Your goal:
Without including any pictures, write out all the entries exactly.

---

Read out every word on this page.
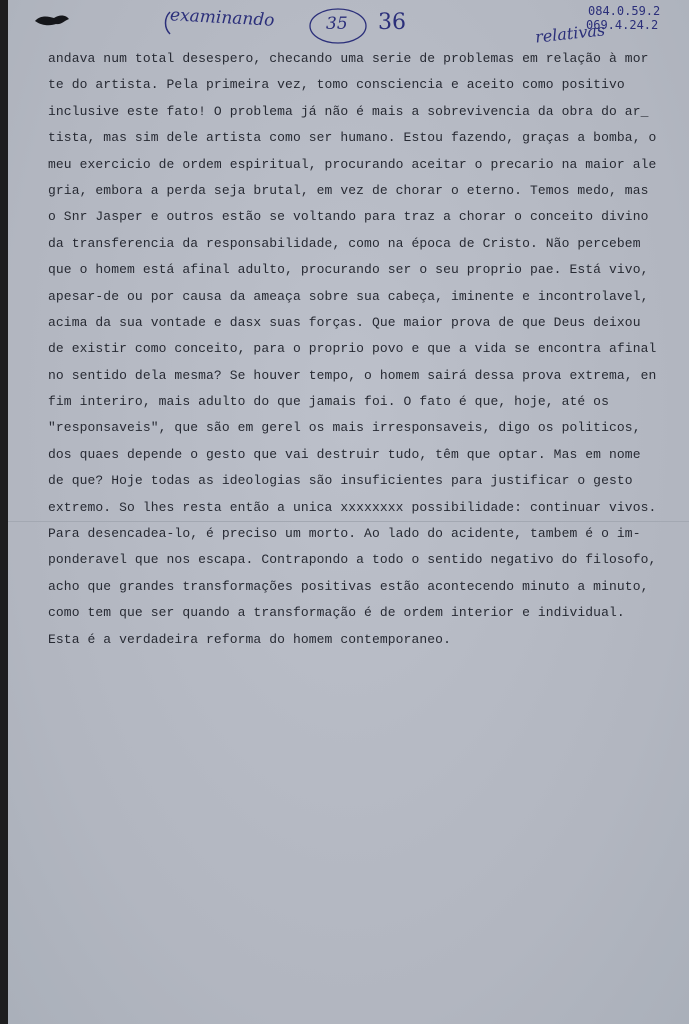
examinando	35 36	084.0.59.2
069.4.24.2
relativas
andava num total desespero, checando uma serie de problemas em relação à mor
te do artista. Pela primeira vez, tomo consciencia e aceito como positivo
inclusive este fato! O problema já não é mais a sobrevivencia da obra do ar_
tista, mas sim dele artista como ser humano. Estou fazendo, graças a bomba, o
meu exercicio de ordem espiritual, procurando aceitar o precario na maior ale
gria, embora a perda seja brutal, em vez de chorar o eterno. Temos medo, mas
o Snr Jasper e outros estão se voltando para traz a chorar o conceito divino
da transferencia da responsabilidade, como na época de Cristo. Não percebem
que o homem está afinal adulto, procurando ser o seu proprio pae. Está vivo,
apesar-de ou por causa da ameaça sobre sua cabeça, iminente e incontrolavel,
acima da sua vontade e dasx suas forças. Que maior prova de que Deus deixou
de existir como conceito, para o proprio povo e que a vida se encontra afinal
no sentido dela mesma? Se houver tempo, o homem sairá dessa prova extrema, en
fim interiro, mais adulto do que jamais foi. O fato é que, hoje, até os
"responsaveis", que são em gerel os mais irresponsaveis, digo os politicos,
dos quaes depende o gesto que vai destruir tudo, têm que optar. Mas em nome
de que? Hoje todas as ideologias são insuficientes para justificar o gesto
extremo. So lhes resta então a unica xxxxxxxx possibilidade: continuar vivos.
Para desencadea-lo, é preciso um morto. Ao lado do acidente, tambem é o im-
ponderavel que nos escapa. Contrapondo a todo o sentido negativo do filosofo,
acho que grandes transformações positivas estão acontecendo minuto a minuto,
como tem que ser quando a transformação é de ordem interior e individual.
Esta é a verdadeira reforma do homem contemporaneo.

---

Solution:
Read out every word on this page.
examinando	35 36	084.0.59.2
069.4.24.2
relativas
andava num total desespero, checando uma serie de problemas em relação à mor
te do artista. Pela primeira vez, tomo consciencia e aceito como positivo
inclusive este fato! O problema já não é mais a sobrevivencia da obra do ar_
tista, mas sim dele artista como ser humano. Estou fazendo, graças a bomba, o
meu exercicio de ordem espiritual, procurando aceitar o precario na maior ale
gria, embora a perda seja brutal, em vez de chorar o eterno. Temos medo, mas
o Snr Jasper e outros estão se voltando para traz a chorar o conceito divino
da transferencia da responsabilidade, como na época de Cristo. Não percebem
que o homem está afinal adulto, procurando ser o seu proprio pae. Está vivo,
apesar-de ou por causa da ameaça sobre sua cabeça, iminente e incontrolavel,
acima da sua vontade e dasx suas forças. Que maior prova de que Deus deixou
de existir como conceito, para o proprio povo e que a vida se encontra afinal
no sentido dela mesma? Se houver tempo, o homem sairá dessa prova extrema, en
fim interiro, mais adulto do que jamais foi. O fato é que, hoje, até os
"responsaveis", que são em gerel os mais irresponsaveis, digo os politicos,
dos quaes depende o gesto que vai destruir tudo, têm que optar. Mas em nome
de que? Hoje todas as ideologias são insuficientes para justificar o gesto
extremo. So lhes resta então a unica xxxxxxxx possibilidade: continuar vivos.
Para desencadea-lo, é preciso um morto. Ao lado do acidente, tambem é o im-
ponderavel que nos escapa. Contrapondo a todo o sentido negativo do filosofo,
acho que grandes transformações positivas estão acontecendo minuto a minuto,
como tem que ser quando a transformação é de ordem interior e individual.
Esta é a verdadeira reforma do homem contemporaneo.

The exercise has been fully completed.